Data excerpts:
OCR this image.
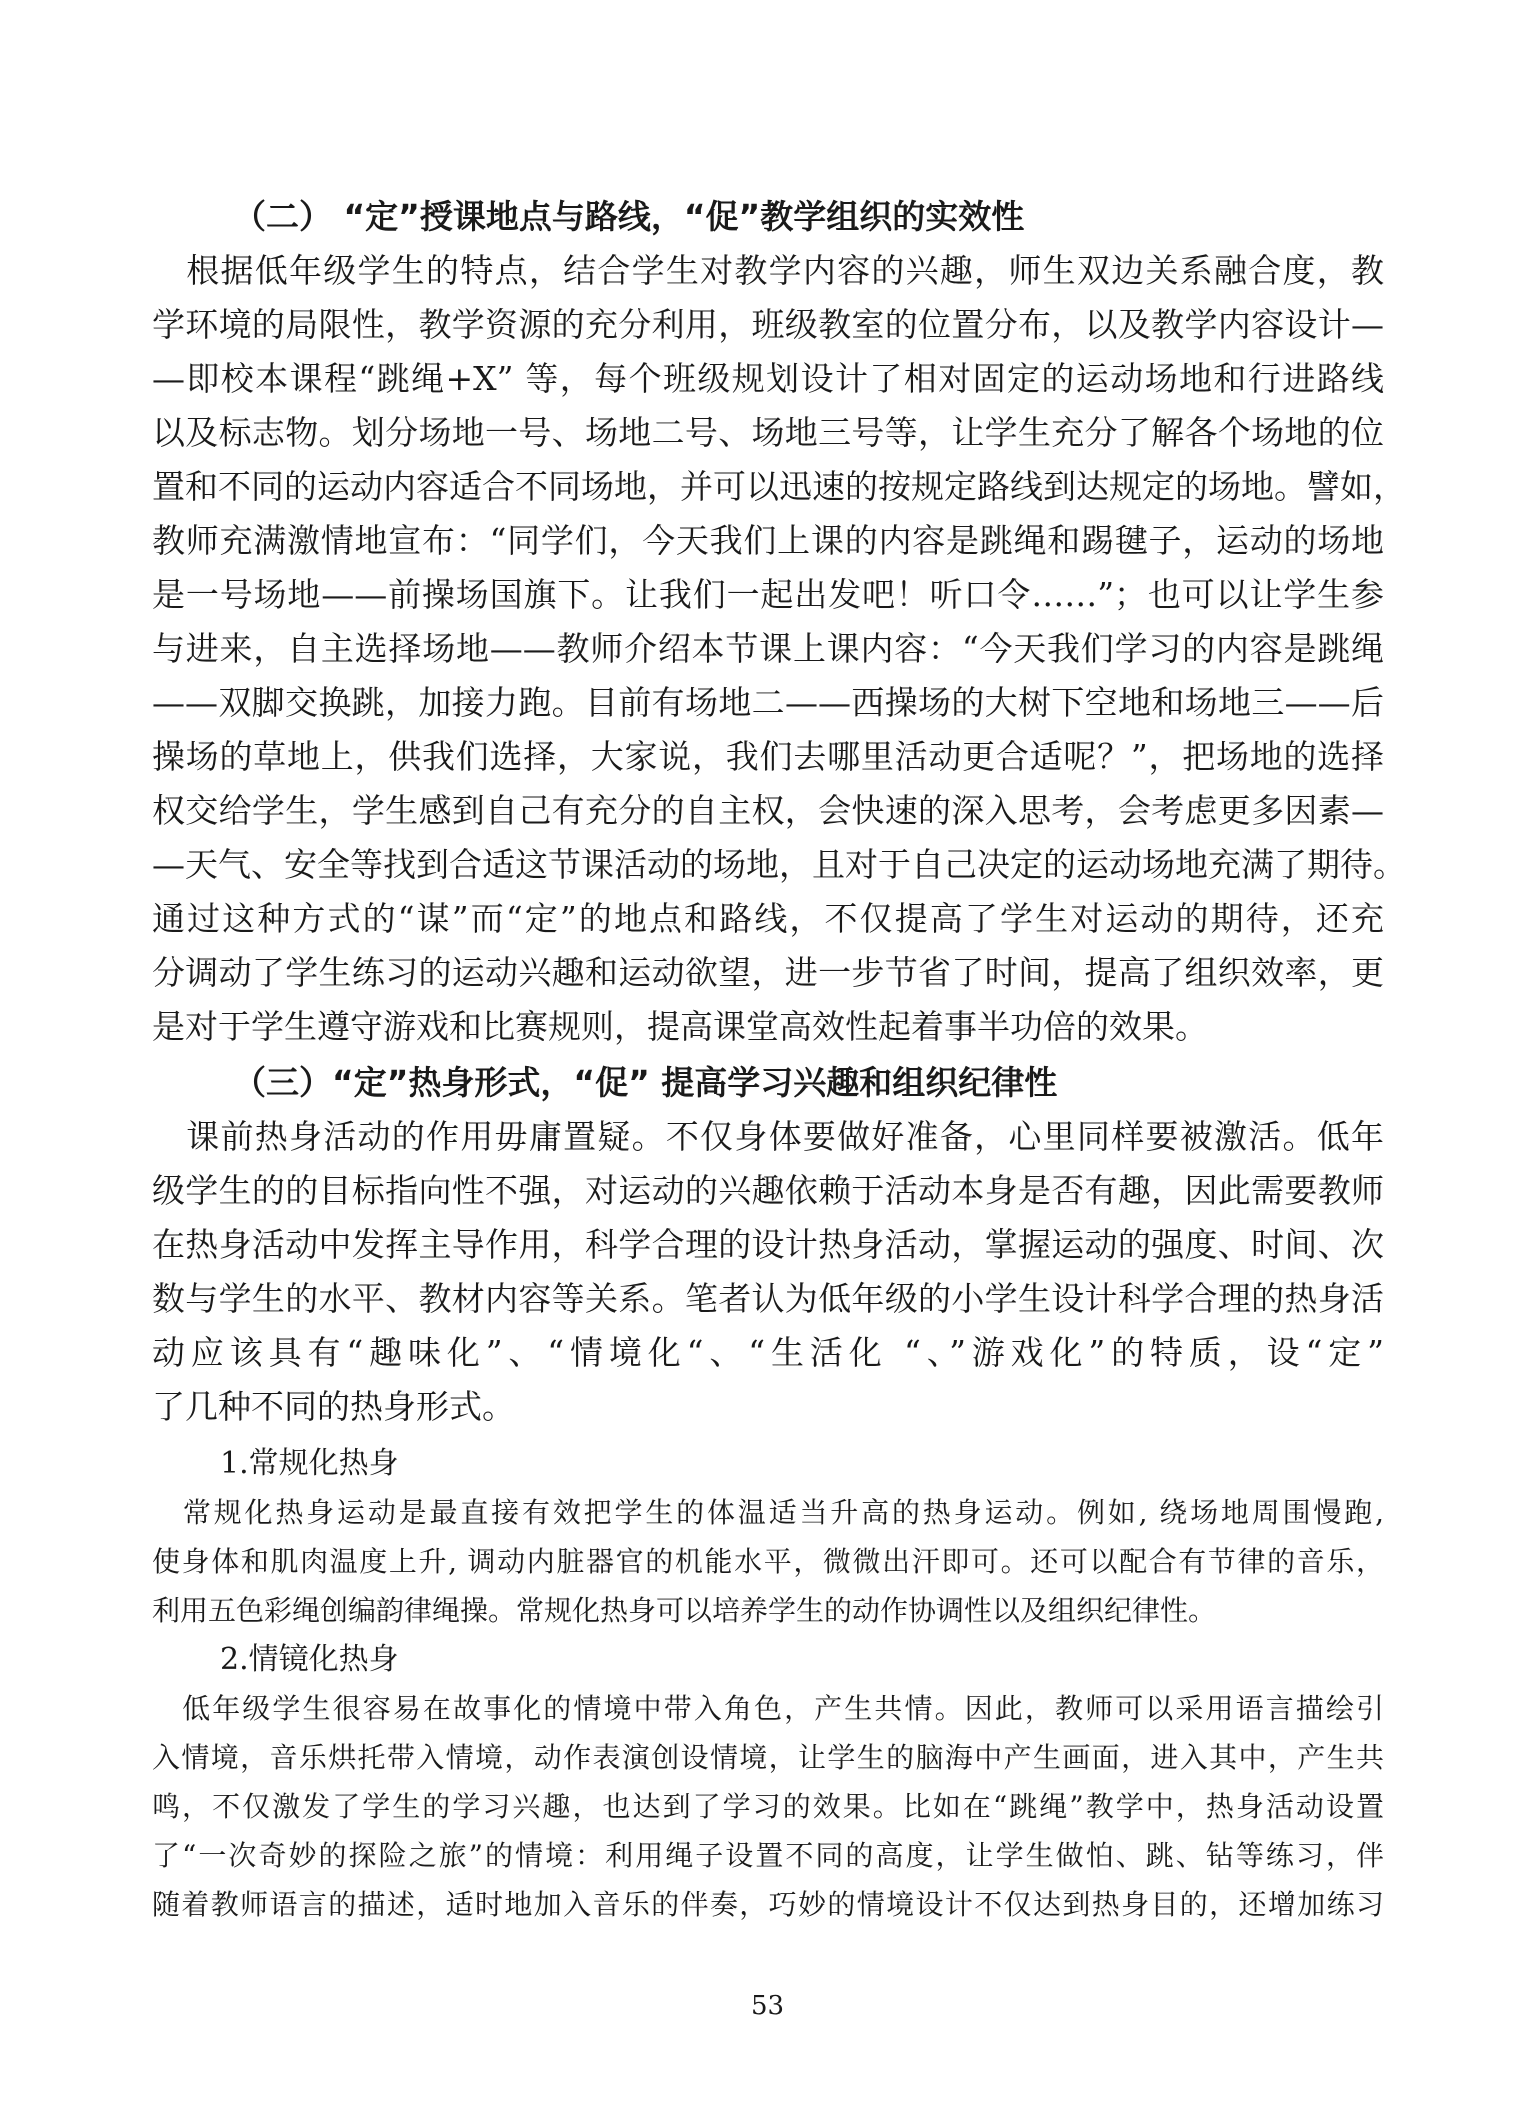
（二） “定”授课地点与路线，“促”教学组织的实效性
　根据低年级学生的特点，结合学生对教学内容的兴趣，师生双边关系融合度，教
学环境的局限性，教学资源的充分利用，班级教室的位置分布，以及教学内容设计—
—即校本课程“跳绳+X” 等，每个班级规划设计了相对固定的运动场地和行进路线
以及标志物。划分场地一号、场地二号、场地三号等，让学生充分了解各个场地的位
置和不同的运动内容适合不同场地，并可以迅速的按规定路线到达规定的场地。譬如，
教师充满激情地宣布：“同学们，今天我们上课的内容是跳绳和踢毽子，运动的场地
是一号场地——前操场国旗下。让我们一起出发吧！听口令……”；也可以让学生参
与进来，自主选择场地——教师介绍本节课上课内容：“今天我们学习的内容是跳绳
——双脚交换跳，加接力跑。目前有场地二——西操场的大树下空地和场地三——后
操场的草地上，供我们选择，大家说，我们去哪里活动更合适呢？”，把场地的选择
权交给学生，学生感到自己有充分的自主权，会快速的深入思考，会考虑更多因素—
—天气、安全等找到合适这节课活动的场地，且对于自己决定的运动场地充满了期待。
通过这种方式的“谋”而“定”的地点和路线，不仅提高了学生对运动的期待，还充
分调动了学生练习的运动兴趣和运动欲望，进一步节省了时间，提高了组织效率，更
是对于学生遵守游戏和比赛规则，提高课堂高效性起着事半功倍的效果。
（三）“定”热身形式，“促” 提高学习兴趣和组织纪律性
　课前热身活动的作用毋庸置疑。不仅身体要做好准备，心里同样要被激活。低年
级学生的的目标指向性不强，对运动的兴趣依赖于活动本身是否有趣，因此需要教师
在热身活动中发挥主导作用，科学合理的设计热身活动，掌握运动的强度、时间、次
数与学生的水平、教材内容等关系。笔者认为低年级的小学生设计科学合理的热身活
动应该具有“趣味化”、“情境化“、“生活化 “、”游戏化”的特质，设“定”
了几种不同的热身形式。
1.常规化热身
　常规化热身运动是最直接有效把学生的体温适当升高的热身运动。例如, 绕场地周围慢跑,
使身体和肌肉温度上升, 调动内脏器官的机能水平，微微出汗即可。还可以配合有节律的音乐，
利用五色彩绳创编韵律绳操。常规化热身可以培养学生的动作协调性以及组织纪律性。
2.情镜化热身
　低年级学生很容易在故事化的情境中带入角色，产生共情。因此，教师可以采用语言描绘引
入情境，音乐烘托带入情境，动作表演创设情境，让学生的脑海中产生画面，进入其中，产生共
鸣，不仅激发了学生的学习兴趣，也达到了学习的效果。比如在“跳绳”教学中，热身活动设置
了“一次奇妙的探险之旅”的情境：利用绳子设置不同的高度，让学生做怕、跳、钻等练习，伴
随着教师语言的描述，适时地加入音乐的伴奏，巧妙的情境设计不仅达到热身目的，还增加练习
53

==

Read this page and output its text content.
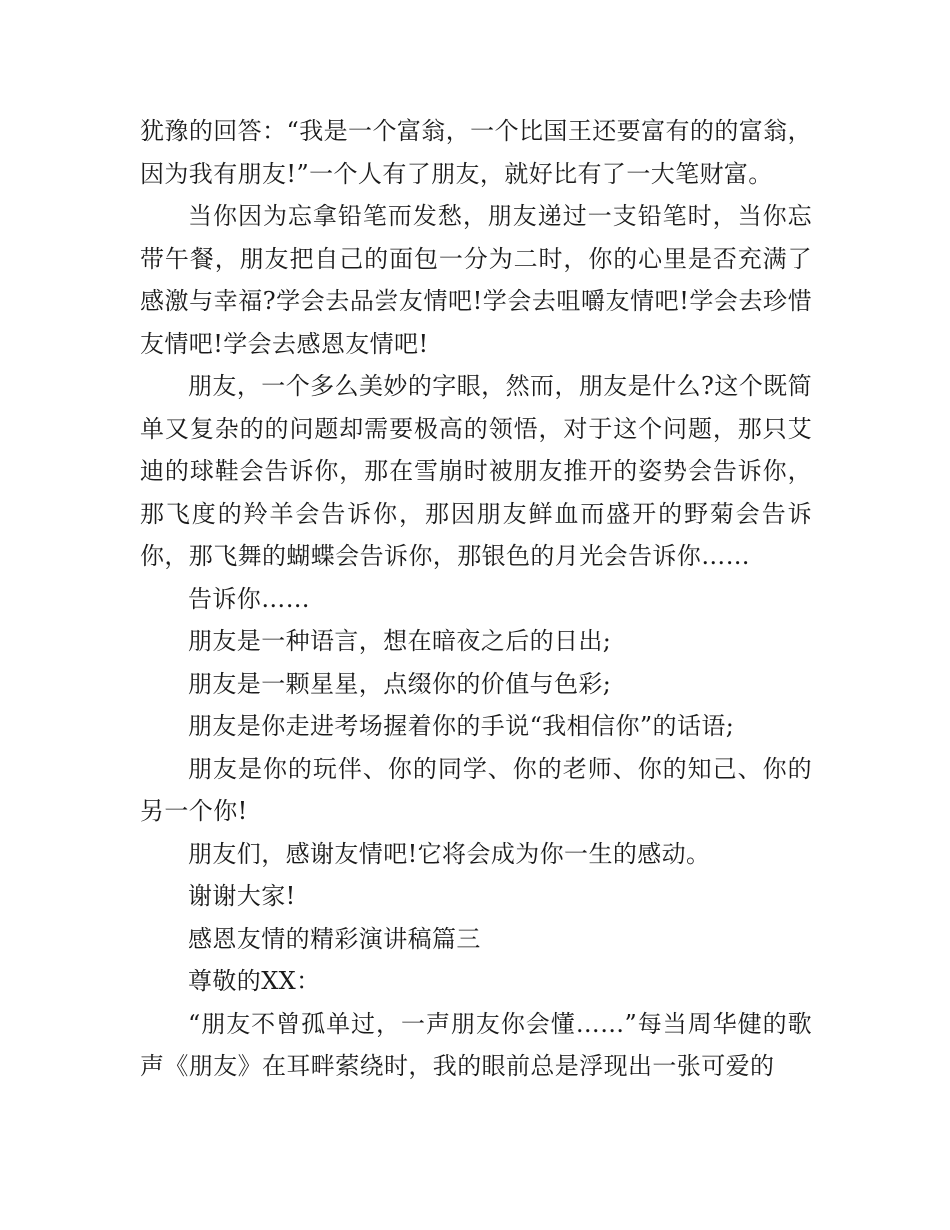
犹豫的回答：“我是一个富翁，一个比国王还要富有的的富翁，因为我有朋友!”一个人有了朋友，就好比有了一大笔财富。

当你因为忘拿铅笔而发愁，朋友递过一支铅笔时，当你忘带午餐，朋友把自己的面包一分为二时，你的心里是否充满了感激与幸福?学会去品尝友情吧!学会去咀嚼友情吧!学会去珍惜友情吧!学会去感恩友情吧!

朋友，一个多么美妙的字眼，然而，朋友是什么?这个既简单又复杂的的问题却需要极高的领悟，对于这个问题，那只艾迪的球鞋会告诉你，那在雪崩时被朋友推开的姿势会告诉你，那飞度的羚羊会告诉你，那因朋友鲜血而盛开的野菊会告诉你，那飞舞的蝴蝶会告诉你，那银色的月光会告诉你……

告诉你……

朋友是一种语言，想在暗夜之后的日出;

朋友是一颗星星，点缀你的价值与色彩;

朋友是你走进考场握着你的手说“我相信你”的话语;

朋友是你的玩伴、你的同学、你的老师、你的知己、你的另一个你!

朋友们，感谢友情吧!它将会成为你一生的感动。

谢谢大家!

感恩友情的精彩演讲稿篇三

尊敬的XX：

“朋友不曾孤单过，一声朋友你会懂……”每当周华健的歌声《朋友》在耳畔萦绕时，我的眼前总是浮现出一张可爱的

* * *

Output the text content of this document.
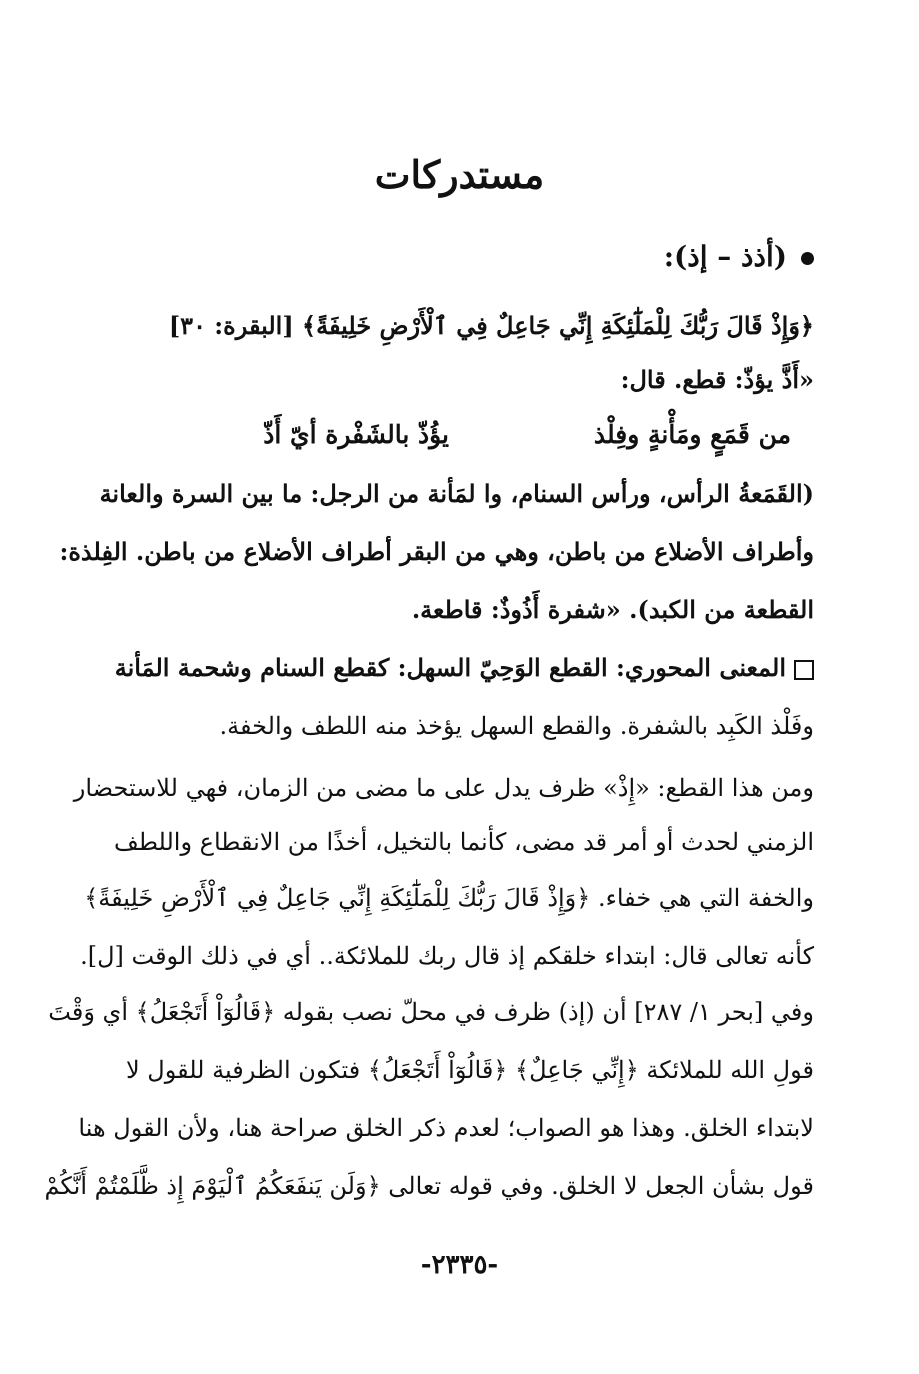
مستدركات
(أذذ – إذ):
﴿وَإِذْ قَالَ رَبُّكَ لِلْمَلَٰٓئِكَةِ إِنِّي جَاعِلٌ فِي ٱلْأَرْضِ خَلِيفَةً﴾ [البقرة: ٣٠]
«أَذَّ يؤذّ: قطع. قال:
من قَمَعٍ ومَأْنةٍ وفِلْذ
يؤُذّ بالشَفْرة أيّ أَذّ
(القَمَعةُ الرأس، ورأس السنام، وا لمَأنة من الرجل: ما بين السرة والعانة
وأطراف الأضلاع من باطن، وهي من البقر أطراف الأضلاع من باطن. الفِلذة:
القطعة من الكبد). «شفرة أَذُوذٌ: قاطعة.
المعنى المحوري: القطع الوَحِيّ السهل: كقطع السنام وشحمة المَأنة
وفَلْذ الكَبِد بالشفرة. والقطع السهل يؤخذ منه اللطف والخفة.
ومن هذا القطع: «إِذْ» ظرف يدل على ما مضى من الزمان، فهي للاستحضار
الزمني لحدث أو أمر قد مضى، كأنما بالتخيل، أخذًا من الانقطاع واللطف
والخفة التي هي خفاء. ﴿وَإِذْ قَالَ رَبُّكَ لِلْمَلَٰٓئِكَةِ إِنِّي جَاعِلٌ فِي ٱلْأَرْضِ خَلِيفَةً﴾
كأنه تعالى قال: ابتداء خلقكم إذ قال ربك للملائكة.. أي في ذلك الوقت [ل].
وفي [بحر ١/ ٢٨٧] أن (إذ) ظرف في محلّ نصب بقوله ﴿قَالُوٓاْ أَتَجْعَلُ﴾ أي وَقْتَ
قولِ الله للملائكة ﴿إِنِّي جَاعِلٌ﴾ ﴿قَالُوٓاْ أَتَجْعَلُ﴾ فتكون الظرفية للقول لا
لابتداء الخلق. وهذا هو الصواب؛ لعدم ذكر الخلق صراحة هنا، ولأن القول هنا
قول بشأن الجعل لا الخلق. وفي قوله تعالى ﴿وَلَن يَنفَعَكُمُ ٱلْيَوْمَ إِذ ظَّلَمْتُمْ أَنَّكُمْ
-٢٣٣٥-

### What the exercise asks
Report every line containing the word "تعالى" from the listing above.

### Written answer
كأنه تعالى قال: ابتداء خلقكم إذ قال ربك للملائكة.. أي في ذلك الوقت [ل].
قول بشأن الجعل لا الخلق. وفي قوله تعالى ﴿وَلَن يَنفَعَكُمُ ٱلْيَوْمَ إِذ ظَّلَمْتُمْ أَنَّكُمْ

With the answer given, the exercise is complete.